■ Requirement:
Output solely the number of lines containing the string "Properties".

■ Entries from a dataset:
begin
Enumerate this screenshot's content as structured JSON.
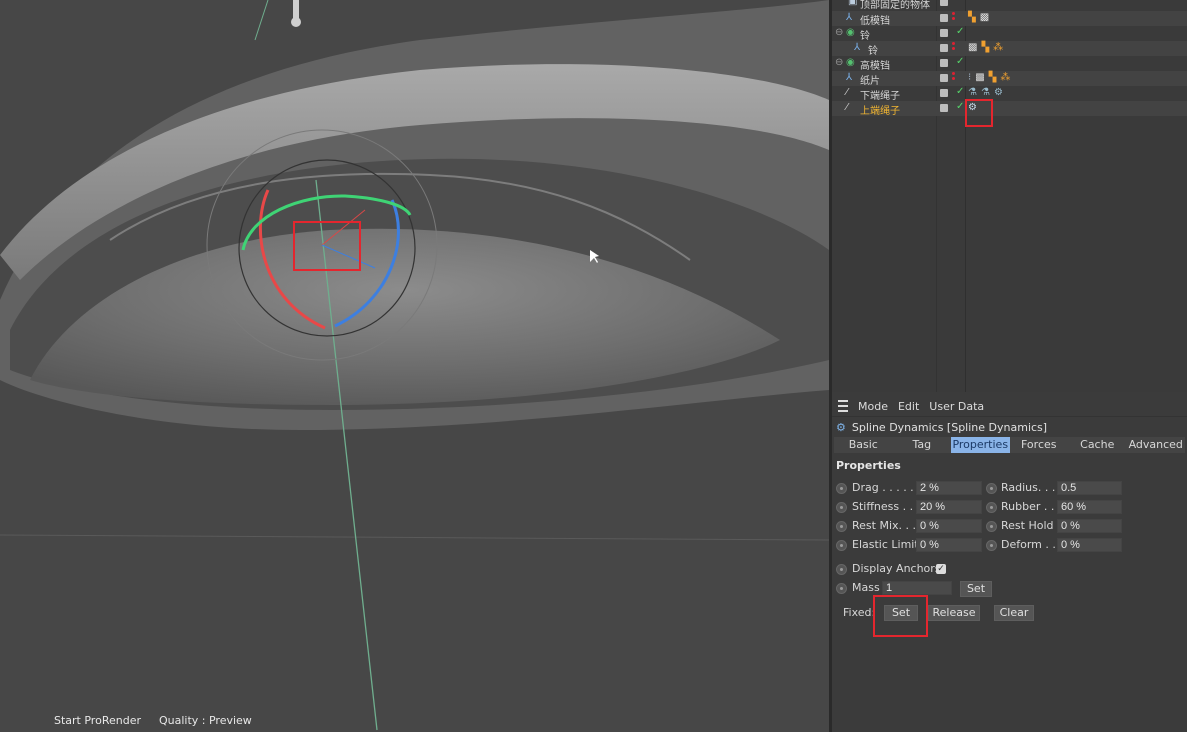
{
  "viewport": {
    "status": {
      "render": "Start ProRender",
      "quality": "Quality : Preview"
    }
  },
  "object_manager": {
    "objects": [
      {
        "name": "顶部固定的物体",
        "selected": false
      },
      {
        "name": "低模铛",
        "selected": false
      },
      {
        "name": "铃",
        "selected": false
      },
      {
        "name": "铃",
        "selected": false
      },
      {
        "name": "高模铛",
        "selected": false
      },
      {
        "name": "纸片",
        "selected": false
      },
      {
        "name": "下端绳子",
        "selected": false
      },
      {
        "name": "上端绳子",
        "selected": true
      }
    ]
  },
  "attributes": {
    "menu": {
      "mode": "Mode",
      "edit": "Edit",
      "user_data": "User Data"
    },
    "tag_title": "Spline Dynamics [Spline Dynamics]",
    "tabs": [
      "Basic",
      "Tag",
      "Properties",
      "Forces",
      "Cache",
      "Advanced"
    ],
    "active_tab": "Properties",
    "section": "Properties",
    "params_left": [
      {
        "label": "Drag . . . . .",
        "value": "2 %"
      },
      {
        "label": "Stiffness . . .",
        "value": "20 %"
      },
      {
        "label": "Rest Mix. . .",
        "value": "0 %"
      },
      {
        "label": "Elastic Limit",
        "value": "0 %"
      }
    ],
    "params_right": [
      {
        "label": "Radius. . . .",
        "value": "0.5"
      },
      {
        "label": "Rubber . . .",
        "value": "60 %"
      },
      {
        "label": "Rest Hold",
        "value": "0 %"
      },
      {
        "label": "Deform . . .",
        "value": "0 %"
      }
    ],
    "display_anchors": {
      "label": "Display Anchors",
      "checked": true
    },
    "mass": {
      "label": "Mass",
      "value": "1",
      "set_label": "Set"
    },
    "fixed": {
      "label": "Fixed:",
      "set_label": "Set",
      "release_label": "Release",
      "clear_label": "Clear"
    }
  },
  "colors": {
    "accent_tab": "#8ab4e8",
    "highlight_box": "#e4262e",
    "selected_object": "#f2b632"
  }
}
end
■ Task response:
3